--- start Records for this task ---
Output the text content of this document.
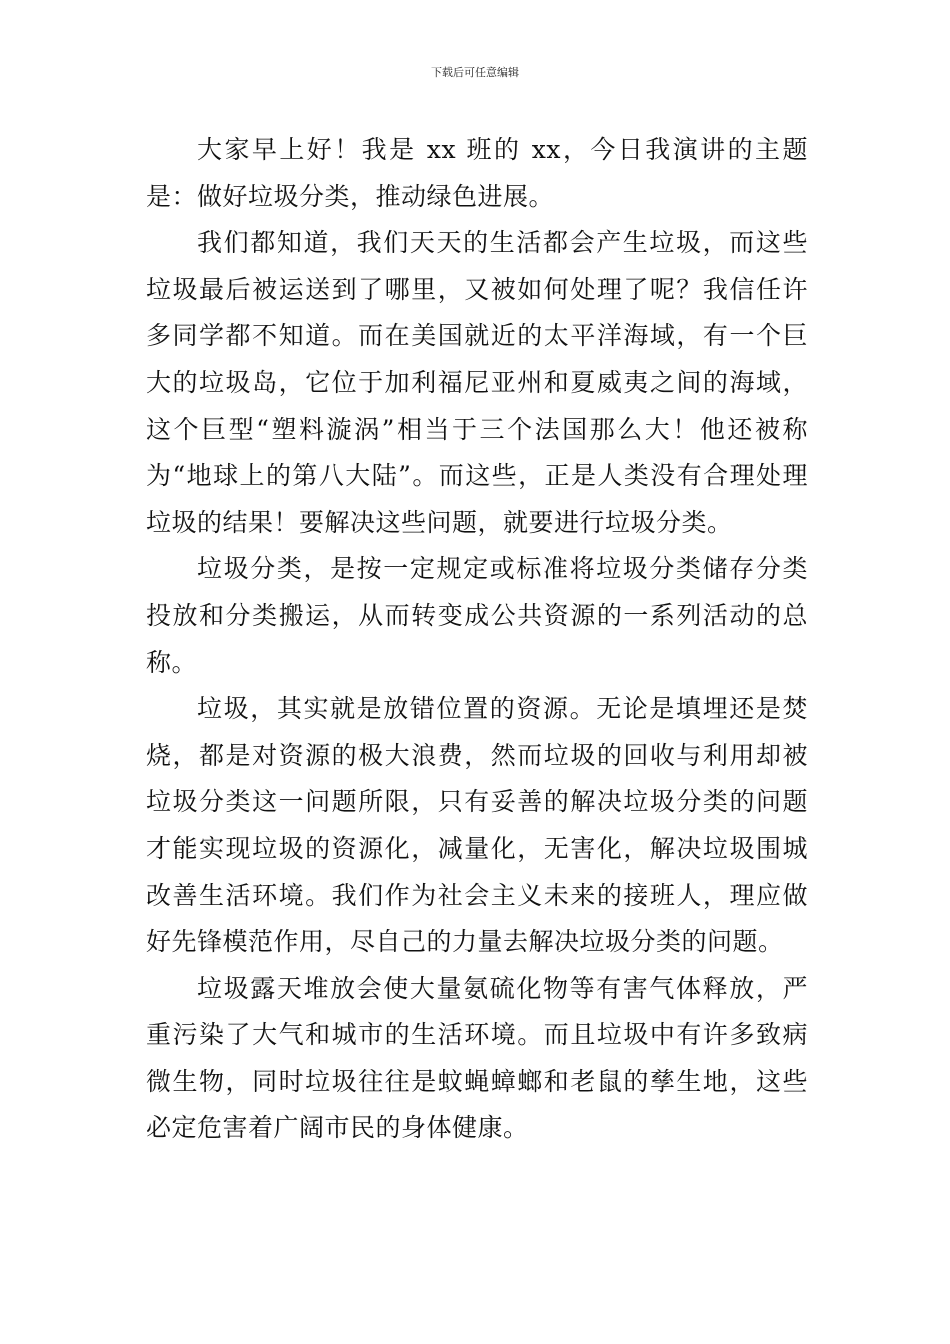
下载后可任意编辑

大家早上好！我是 xx 班的 xx，今日我演讲的主题是：做好垃圾分类，推动绿色进展。

我们都知道，我们天天的生活都会产生垃圾，而这些垃圾最后被运送到了哪里，又被如何处理了呢？我信任许多同学都不知道。而在美国就近的太平洋海域，有一个巨大的垃圾岛，它位于加利福尼亚州和夏威夷之间的海域，这个巨型“塑料漩涡”相当于三个法国那么大！他还被称为“地球上的第八大陆”。而这些，正是人类没有合理处理垃圾的结果！要解决这些问题，就要进行垃圾分类。

垃圾分类，是按一定规定或标准将垃圾分类储存分类投放和分类搬运，从而转变成公共资源的一系列活动的总称。

垃圾，其实就是放错位置的资源。无论是填埋还是焚烧，都是对资源的极大浪费，然而垃圾的回收与利用却被垃圾分类这一问题所限，只有妥善的解决垃圾分类的问题才能实现垃圾的资源化，减量化，无害化，解决垃圾围城改善生活环境。我们作为社会主义未来的接班人，理应做好先锋模范作用，尽自己的力量去解决垃圾分类的问题。

垃圾露天堆放会使大量氨硫化物等有害气体释放，严重污染了大气和城市的生活环境。而且垃圾中有许多致病微生物，同时垃圾往往是蚊蝇蟑螂和老鼠的孳生地，这些必定危害着广阔市民的身体健康。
--- end Records for this task ---
**What you will do:**
Return the material exactly as given, apart from the pictures.

**Response:**
Output the text content of this document.
下载后可任意编辑

大家早上好！我是 xx 班的 xx，今日我演讲的主题是：做好垃圾分类，推动绿色进展。

我们都知道，我们天天的生活都会产生垃圾，而这些垃圾最后被运送到了哪里，又被如何处理了呢？我信任许多同学都不知道。而在美国就近的太平洋海域，有一个巨大的垃圾岛，它位于加利福尼亚州和夏威夷之间的海域，这个巨型“塑料漩涡”相当于三个法国那么大！他还被称为“地球上的第八大陆”。而这些，正是人类没有合理处理垃圾的结果！要解决这些问题，就要进行垃圾分类。

垃圾分类，是按一定规定或标准将垃圾分类储存分类投放和分类搬运，从而转变成公共资源的一系列活动的总称。

垃圾，其实就是放错位置的资源。无论是填埋还是焚烧，都是对资源的极大浪费，然而垃圾的回收与利用却被垃圾分类这一问题所限，只有妥善的解决垃圾分类的问题才能实现垃圾的资源化，减量化，无害化，解决垃圾围城改善生活环境。我们作为社会主义未来的接班人，理应做好先锋模范作用，尽自己的力量去解决垃圾分类的问题。

垃圾露天堆放会使大量氨硫化物等有害气体释放，严重污染了大气和城市的生活环境。而且垃圾中有许多致病微生物，同时垃圾往往是蚊蝇蟑螂和老鼠的孳生地，这些必定危害着广阔市民的身体健康。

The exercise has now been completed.